(Dataset entries)
Begin
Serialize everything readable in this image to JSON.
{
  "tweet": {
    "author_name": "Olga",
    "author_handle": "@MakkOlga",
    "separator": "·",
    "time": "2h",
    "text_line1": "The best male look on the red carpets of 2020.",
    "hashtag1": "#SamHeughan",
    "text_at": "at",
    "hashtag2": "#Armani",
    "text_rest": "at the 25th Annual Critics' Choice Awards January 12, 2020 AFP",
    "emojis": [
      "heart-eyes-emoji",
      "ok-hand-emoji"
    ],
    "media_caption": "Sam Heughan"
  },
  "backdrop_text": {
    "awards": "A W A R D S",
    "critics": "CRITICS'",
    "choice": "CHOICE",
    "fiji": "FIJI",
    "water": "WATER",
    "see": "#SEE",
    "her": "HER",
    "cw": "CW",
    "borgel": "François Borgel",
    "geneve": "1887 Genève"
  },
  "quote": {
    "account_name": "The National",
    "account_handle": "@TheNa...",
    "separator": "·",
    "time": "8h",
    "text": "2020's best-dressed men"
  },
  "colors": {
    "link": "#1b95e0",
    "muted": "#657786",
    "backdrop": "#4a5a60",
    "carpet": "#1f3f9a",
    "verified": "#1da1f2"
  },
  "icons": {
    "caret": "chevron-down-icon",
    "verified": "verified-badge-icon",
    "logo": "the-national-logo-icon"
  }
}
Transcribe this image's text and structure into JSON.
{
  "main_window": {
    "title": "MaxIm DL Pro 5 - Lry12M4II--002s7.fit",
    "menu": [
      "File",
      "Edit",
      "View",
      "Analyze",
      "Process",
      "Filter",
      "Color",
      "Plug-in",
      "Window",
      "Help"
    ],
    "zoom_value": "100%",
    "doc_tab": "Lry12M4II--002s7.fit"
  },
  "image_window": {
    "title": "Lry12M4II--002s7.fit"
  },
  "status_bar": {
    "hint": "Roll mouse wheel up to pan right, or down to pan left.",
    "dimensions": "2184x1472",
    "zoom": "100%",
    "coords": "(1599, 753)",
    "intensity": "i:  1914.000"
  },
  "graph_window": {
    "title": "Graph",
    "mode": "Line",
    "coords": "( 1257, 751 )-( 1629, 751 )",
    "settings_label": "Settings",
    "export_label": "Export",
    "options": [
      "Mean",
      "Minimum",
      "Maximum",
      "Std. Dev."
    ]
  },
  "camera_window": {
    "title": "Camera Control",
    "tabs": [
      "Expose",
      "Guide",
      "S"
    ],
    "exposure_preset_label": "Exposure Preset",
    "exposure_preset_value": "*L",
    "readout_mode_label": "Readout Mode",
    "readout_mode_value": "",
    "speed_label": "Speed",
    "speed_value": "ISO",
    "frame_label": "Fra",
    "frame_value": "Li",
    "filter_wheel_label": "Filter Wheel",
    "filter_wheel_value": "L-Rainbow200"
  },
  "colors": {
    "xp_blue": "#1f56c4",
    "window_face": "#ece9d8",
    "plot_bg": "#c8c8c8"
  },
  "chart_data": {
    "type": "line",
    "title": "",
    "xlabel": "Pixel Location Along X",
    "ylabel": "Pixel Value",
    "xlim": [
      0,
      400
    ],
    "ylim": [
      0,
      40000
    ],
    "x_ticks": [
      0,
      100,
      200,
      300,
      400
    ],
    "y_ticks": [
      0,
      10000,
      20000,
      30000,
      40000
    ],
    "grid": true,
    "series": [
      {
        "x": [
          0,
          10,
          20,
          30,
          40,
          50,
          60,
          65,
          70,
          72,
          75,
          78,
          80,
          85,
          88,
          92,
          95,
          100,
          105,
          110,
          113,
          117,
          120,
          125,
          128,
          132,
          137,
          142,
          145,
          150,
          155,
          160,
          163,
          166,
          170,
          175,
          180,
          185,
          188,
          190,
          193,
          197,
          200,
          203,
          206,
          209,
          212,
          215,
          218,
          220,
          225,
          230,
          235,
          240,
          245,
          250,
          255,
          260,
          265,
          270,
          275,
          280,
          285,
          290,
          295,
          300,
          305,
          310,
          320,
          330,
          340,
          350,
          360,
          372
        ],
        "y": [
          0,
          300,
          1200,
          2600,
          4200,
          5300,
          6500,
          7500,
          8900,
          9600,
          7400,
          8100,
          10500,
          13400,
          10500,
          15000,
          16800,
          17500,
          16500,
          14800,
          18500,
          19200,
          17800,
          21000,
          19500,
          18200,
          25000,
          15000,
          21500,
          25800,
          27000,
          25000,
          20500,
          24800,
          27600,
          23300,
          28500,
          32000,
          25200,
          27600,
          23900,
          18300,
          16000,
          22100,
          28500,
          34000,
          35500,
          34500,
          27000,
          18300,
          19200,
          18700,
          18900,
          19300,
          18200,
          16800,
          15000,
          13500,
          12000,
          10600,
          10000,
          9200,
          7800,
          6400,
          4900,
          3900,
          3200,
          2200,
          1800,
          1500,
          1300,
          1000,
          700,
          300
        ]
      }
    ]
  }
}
End
Problem to work on: Write down the full listing again, exactly.

Exercise answer:
Serialize everything readable in this image to JSON.
{
  "tweet": {
    "author_name": "Olga",
    "author_handle": "@MakkOlga",
    "separator": "·",
    "time": "2h",
    "text_line1": "The best male look on the red carpets of 2020.",
    "hashtag1": "#SamHeughan",
    "text_at": "at",
    "hashtag2": "#Armani",
    "text_rest": "at the 25th Annual Critics' Choice Awards January 12, 2020 AFP",
    "emojis": [
      "heart-eyes-emoji",
      "ok-hand-emoji"
    ],
    "media_caption": "Sam Heughan"
  },
  "backdrop_text": {
    "awards": "A W A R D S",
    "critics": "CRITICS'",
    "choice": "CHOICE",
    "fiji": "FIJI",
    "water": "WATER",
    "see": "#SEE",
    "her": "HER",
    "cw": "CW",
    "borgel": "François Borgel",
    "geneve": "1887 Genève"
  },
  "quote": {
    "account_name": "The National",
    "account_handle": "@TheNa...",
    "separator": "·",
    "time": "8h",
    "text": "2020's best-dressed men"
  },
  "colors": {
    "link": "#1b95e0",
    "muted": "#657786",
    "backdrop": "#4a5a60",
    "carpet": "#1f3f9a",
    "verified": "#1da1f2"
  },
  "icons": {
    "caret": "chevron-down-icon",
    "verified": "verified-badge-icon",
    "logo": "the-national-logo-icon"
  }
}
Transcribe this image's text and structure into JSON.
{
  "main_window": {
    "title": "MaxIm DL Pro 5 - Lry12M4II--002s7.fit",
    "menu": [
      "File",
      "Edit",
      "View",
      "Analyze",
      "Process",
      "Filter",
      "Color",
      "Plug-in",
      "Window",
      "Help"
    ],
    "zoom_value": "100%",
    "doc_tab": "Lry12M4II--002s7.fit"
  },
  "image_window": {
    "title": "Lry12M4II--002s7.fit"
  },
  "status_bar": {
    "hint": "Roll mouse wheel up to pan right, or down to pan left.",
    "dimensions": "2184x1472",
    "zoom": "100%",
    "coords": "(1599, 753)",
    "intensity": "i:  1914.000"
  },
  "graph_window": {
    "title": "Graph",
    "mode": "Line",
    "coords": "( 1257, 751 )-( 1629, 751 )",
    "settings_label": "Settings",
    "export_label": "Export",
    "options": [
      "Mean",
      "Minimum",
      "Maximum",
      "Std. Dev."
    ]
  },
  "camera_window": {
    "title": "Camera Control",
    "tabs": [
      "Expose",
      "Guide",
      "S"
    ],
    "exposure_preset_label": "Exposure Preset",
    "exposure_preset_value": "*L",
    "readout_mode_label": "Readout Mode",
    "readout_mode_value": "",
    "speed_label": "Speed",
    "speed_value": "ISO",
    "frame_label": "Fra",
    "frame_value": "Li",
    "filter_wheel_label": "Filter Wheel",
    "filter_wheel_value": "L-Rainbow200"
  },
  "colors": {
    "xp_blue": "#1f56c4",
    "window_face": "#ece9d8",
    "plot_bg": "#c8c8c8"
  },
  "chart_data": {
    "type": "line",
    "title": "",
    "xlabel": "Pixel Location Along X",
    "ylabel": "Pixel Value",
    "xlim": [
      0,
      400
    ],
    "ylim": [
      0,
      40000
    ],
    "x_ticks": [
      0,
      100,
      200,
      300,
      400
    ],
    "y_ticks": [
      0,
      10000,
      20000,
      30000,
      40000
    ],
    "grid": true,
    "series": [
      {
        "x": [
          0,
          10,
          20,
          30,
          40,
          50,
          60,
          65,
          70,
          72,
          75,
          78,
          80,
          85,
          88,
          92,
          95,
          100,
          105,
          110,
          113,
          117,
          120,
          125,
          128,
          132,
          137,
          142,
          145,
          150,
          155,
          160,
          163,
          166,
          170,
          175,
          180,
          185,
          188,
          190,
          193,
          197,
          200,
          203,
          206,
          209,
          212,
          215,
          218,
          220,
          225,
          230,
          235,
          240,
          245,
          250,
          255,
          260,
          265,
          270,
          275,
          280,
          285,
          290,
          295,
          300,
          305,
          310,
          320,
          330,
          340,
          350,
          360,
          372
        ],
        "y": [
          0,
          300,
          1200,
          2600,
          4200,
          5300,
          6500,
          7500,
          8900,
          9600,
          7400,
          8100,
          10500,
          13400,
          10500,
          15000,
          16800,
          17500,
          16500,
          14800,
          18500,
          19200,
          17800,
          21000,
          19500,
          18200,
          25000,
          15000,
          21500,
          25800,
          27000,
          25000,
          20500,
          24800,
          27600,
          23300,
          28500,
          32000,
          25200,
          27600,
          23900,
          18300,
          16000,
          22100,
          28500,
          34000,
          35500,
          34500,
          27000,
          18300,
          19200,
          18700,
          18900,
          19300,
          18200,
          16800,
          15000,
          13500,
          12000,
          10600,
          10000,
          9200,
          7800,
          6400,
          4900,
          3900,
          3200,
          2200,
          1800,
          1500,
          1300,
          1000,
          700,
          300
        ]
      }
    ]
  }
}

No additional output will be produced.